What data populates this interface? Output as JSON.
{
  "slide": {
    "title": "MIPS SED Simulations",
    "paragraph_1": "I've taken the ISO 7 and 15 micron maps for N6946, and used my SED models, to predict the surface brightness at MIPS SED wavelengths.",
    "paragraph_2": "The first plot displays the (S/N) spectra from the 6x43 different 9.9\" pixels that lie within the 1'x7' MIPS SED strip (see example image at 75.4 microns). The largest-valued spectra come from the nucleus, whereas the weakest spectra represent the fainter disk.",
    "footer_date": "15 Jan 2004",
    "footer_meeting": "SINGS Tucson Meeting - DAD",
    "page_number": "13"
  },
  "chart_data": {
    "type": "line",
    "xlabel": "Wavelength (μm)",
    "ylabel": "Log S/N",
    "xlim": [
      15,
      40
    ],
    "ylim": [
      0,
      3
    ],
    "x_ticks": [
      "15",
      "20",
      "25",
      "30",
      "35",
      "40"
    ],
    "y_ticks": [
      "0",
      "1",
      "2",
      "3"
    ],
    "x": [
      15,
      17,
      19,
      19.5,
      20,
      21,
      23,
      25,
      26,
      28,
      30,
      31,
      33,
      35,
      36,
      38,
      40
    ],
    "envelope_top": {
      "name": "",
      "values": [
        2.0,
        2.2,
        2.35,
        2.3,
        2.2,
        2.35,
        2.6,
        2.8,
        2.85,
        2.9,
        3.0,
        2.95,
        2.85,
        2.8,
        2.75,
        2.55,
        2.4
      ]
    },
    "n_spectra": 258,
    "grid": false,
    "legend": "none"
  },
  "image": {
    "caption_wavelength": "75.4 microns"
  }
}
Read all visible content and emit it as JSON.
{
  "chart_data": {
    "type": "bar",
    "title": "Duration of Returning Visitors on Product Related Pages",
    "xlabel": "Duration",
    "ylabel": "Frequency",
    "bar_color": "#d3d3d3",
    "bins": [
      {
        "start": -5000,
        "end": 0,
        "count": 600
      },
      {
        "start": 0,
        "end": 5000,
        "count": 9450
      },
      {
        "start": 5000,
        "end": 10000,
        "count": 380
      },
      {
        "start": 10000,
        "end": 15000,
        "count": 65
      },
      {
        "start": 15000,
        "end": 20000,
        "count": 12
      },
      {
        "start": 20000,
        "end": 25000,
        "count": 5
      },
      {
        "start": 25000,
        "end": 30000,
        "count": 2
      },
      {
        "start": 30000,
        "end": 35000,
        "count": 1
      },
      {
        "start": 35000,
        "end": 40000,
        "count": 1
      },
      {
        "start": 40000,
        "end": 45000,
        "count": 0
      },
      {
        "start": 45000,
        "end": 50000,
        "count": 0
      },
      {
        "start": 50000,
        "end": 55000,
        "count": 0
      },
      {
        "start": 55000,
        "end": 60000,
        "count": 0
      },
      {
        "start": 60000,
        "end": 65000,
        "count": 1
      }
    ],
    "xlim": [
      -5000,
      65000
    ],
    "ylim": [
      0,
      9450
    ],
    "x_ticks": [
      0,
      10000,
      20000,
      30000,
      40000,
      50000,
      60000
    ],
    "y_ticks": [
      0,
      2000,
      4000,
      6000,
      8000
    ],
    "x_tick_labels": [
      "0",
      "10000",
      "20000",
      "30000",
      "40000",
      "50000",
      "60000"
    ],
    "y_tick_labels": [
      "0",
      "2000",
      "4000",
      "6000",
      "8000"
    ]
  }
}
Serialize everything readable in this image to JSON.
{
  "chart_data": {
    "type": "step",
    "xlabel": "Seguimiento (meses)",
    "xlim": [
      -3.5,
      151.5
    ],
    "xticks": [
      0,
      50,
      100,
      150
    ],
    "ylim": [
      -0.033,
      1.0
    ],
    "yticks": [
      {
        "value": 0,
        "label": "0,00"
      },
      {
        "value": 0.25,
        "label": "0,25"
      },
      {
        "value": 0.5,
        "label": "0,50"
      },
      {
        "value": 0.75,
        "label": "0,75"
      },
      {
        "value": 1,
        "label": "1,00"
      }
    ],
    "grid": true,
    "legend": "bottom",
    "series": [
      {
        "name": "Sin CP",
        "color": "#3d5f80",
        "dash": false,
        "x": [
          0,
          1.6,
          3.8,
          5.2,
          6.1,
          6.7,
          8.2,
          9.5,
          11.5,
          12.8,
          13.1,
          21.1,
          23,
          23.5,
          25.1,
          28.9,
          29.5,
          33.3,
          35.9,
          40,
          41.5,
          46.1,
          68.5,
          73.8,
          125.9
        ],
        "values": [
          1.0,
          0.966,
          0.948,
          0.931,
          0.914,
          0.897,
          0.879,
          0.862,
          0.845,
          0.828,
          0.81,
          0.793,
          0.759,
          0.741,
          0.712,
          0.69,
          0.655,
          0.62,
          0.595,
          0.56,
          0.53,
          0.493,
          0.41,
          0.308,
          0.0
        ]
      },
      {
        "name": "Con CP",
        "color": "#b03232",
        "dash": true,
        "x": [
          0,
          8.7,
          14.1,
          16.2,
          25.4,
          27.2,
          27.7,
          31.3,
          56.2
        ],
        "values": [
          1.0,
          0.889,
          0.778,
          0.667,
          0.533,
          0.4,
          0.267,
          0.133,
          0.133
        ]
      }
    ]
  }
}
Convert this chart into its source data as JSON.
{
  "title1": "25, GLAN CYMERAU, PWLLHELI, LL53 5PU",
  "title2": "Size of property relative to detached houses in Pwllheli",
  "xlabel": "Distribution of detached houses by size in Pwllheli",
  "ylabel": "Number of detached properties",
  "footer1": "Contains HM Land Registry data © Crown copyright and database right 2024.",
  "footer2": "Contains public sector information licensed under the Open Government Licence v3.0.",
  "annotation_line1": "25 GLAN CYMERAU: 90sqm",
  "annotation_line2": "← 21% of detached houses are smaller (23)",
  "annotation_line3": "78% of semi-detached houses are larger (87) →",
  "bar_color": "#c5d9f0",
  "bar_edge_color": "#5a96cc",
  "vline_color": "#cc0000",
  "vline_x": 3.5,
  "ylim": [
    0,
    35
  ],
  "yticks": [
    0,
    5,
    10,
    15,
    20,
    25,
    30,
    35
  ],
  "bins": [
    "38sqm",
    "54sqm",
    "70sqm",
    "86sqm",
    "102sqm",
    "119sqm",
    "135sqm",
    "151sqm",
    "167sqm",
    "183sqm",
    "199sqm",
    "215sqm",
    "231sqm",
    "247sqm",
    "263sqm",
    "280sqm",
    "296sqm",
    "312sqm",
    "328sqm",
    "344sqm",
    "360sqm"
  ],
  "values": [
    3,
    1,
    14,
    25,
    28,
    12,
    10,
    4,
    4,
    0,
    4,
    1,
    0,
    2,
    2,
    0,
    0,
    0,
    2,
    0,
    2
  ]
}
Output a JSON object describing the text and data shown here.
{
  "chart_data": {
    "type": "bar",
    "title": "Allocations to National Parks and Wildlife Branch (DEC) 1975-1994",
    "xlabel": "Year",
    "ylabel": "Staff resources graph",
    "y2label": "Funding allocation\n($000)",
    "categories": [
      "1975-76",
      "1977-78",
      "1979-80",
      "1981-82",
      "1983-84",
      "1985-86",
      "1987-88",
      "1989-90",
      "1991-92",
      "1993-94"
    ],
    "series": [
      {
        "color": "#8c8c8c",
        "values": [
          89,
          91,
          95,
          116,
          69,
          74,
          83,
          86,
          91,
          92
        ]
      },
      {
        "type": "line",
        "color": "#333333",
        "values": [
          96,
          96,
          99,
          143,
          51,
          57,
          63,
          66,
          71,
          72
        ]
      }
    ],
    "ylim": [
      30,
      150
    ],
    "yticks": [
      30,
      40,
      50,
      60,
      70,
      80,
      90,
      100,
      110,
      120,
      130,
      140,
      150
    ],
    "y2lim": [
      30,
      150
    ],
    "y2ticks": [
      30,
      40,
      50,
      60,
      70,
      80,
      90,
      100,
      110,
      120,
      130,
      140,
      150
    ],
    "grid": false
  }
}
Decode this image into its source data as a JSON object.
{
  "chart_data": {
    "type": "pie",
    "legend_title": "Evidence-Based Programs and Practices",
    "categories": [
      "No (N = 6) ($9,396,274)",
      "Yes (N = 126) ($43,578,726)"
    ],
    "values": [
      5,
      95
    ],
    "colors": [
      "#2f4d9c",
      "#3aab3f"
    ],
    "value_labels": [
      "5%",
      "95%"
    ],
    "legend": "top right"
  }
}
════
• _EXERCISE TASK_
Scan the records above for the string "GLAN", then report every line that contains it.

• _THE SOLUTION_
  "title1": "25, GLAN CYMERAU, PWLLHELI, LL53 5PU",
  "annotation_line1": "25 GLAN CYMERAU: 90sqm",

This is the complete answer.